(Data extracted from a collection)
.....
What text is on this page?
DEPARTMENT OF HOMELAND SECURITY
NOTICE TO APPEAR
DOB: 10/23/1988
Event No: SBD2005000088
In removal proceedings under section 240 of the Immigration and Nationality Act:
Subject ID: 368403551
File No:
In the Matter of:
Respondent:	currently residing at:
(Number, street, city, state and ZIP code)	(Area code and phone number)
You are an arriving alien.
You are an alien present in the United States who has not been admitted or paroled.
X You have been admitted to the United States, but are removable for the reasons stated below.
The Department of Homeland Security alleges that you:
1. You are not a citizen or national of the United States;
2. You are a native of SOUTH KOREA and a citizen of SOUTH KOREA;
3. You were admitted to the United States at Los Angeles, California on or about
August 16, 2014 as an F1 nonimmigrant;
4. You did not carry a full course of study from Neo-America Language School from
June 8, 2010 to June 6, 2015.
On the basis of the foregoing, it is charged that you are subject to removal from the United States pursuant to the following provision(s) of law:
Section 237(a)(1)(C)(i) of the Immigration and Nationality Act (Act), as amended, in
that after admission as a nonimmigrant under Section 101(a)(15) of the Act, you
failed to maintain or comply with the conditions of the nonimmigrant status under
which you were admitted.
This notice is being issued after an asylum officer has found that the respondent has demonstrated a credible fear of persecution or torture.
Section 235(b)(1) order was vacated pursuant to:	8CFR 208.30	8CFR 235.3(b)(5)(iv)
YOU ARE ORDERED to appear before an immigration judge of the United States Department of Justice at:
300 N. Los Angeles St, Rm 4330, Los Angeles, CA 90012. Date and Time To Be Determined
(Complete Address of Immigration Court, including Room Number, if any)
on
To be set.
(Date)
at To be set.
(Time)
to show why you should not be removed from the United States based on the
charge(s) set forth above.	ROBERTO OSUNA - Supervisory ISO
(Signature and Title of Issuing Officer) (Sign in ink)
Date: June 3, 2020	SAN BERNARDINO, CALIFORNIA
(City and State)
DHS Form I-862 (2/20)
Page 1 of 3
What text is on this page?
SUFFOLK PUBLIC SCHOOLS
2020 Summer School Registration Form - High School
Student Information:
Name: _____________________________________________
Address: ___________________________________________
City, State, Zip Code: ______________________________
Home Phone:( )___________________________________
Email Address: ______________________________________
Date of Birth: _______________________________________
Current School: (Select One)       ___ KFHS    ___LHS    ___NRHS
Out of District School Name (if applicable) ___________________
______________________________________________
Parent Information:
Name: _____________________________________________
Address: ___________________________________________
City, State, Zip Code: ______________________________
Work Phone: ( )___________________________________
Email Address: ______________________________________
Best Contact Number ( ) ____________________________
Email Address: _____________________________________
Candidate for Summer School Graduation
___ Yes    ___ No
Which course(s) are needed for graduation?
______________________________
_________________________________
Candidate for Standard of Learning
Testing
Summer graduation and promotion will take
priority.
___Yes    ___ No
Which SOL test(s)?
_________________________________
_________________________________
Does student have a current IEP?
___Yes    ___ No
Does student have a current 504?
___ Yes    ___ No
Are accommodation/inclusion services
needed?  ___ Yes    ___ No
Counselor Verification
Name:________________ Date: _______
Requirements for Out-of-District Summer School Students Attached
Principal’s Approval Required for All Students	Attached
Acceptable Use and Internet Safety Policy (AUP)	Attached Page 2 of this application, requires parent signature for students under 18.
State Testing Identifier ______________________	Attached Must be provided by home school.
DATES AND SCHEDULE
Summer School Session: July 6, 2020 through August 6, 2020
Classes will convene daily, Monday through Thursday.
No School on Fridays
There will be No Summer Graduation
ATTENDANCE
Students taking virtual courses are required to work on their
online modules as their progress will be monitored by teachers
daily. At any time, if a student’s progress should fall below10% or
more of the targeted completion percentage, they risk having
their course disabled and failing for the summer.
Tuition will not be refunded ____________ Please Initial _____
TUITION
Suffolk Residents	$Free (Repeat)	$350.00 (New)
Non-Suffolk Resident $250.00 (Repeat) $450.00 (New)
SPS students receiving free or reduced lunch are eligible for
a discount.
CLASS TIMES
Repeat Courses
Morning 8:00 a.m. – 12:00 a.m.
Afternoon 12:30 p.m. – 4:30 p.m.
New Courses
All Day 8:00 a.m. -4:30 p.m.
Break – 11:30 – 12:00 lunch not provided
.....
[Exercise] Retype every entry word for word.

[Solved problem]
What text is on this page?
DEPARTMENT OF HOMELAND SECURITY
NOTICE TO APPEAR
DOB: 10/23/1988
Event No: SBD2005000088
In removal proceedings under section 240 of the Immigration and Nationality Act:
Subject ID: 368403551
File No:
In the Matter of:
Respondent:	currently residing at:
(Number, street, city, state and ZIP code)	(Area code and phone number)
You are an arriving alien.
You are an alien present in the United States who has not been admitted or paroled.
X You have been admitted to the United States, but are removable for the reasons stated below.
The Department of Homeland Security alleges that you:
1. You are not a citizen or national of the United States;
2. You are a native of SOUTH KOREA and a citizen of SOUTH KOREA;
3. You were admitted to the United States at Los Angeles, California on or about
August 16, 2014 as an F1 nonimmigrant;
4. You did not carry a full course of study from Neo-America Language School from
June 8, 2010 to June 6, 2015.
On the basis of the foregoing, it is charged that you are subject to removal from the United States pursuant to the following provision(s) of law:
Section 237(a)(1)(C)(i) of the Immigration and Nationality Act (Act), as amended, in
that after admission as a nonimmigrant under Section 101(a)(15) of the Act, you
failed to maintain or comply with the conditions of the nonimmigrant status under
which you were admitted.
This notice is being issued after an asylum officer has found that the respondent has demonstrated a credible fear of persecution or torture.
Section 235(b)(1) order was vacated pursuant to:	8CFR 208.30	8CFR 235.3(b)(5)(iv)
YOU ARE ORDERED to appear before an immigration judge of the United States Department of Justice at:
300 N. Los Angeles St, Rm 4330, Los Angeles, CA 90012. Date and Time To Be Determined
(Complete Address of Immigration Court, including Room Number, if any)
on
To be set.
(Date)
at To be set.
(Time)
to show why you should not be removed from the United States based on the
charge(s) set forth above.	ROBERTO OSUNA - Supervisory ISO
(Signature and Title of Issuing Officer) (Sign in ink)
Date: June 3, 2020	SAN BERNARDINO, CALIFORNIA
(City and State)
DHS Form I-862 (2/20)
Page 1 of 3
What text is on this page?
SUFFOLK PUBLIC SCHOOLS
2020 Summer School Registration Form - High School
Student Information:
Name: _____________________________________________
Address: ___________________________________________
City, State, Zip Code: ______________________________
Home Phone:( )___________________________________
Email Address: ______________________________________
Date of Birth: _______________________________________
Current School: (Select One)       ___ KFHS    ___LHS    ___NRHS
Out of District School Name (if applicable) ___________________
______________________________________________
Parent Information:
Name: _____________________________________________
Address: ___________________________________________
City, State, Zip Code: ______________________________
Work Phone: ( )___________________________________
Email Address: ______________________________________
Best Contact Number ( ) ____________________________
Email Address: _____________________________________
Candidate for Summer School Graduation
___ Yes    ___ No
Which course(s) are needed for graduation?
______________________________
_________________________________
Candidate for Standard of Learning
Testing
Summer graduation and promotion will take
priority.
___Yes    ___ No
Which SOL test(s)?
_________________________________
_________________________________
Does student have a current IEP?
___Yes    ___ No
Does student have a current 504?
___ Yes    ___ No
Are accommodation/inclusion services
needed?  ___ Yes    ___ No
Counselor Verification
Name:________________ Date: _______
Requirements for Out-of-District Summer School Students Attached
Principal’s Approval Required for All Students	Attached
Acceptable Use and Internet Safety Policy (AUP)	Attached Page 2 of this application, requires parent signature for students under 18.
State Testing Identifier ______________________	Attached Must be provided by home school.
DATES AND SCHEDULE
Summer School Session: July 6, 2020 through August 6, 2020
Classes will convene daily, Monday through Thursday.
No School on Fridays
There will be No Summer Graduation
ATTENDANCE
Students taking virtual courses are required to work on their
online modules as their progress will be monitored by teachers
daily. At any time, if a student’s progress should fall below10% or
more of the targeted completion percentage, they risk having
their course disabled and failing for the summer.
Tuition will not be refunded ____________ Please Initial _____
TUITION
Suffolk Residents	$Free (Repeat)	$350.00 (New)
Non-Suffolk Resident $250.00 (Repeat) $450.00 (New)
SPS students receiving free or reduced lunch are eligible for
a discount.
CLASS TIMES
Repeat Courses
Morning 8:00 a.m. – 12:00 a.m.
Afternoon 12:30 p.m. – 4:30 p.m.
New Courses
All Day 8:00 a.m. -4:30 p.m.
Break – 11:30 – 12:00 lunch not provided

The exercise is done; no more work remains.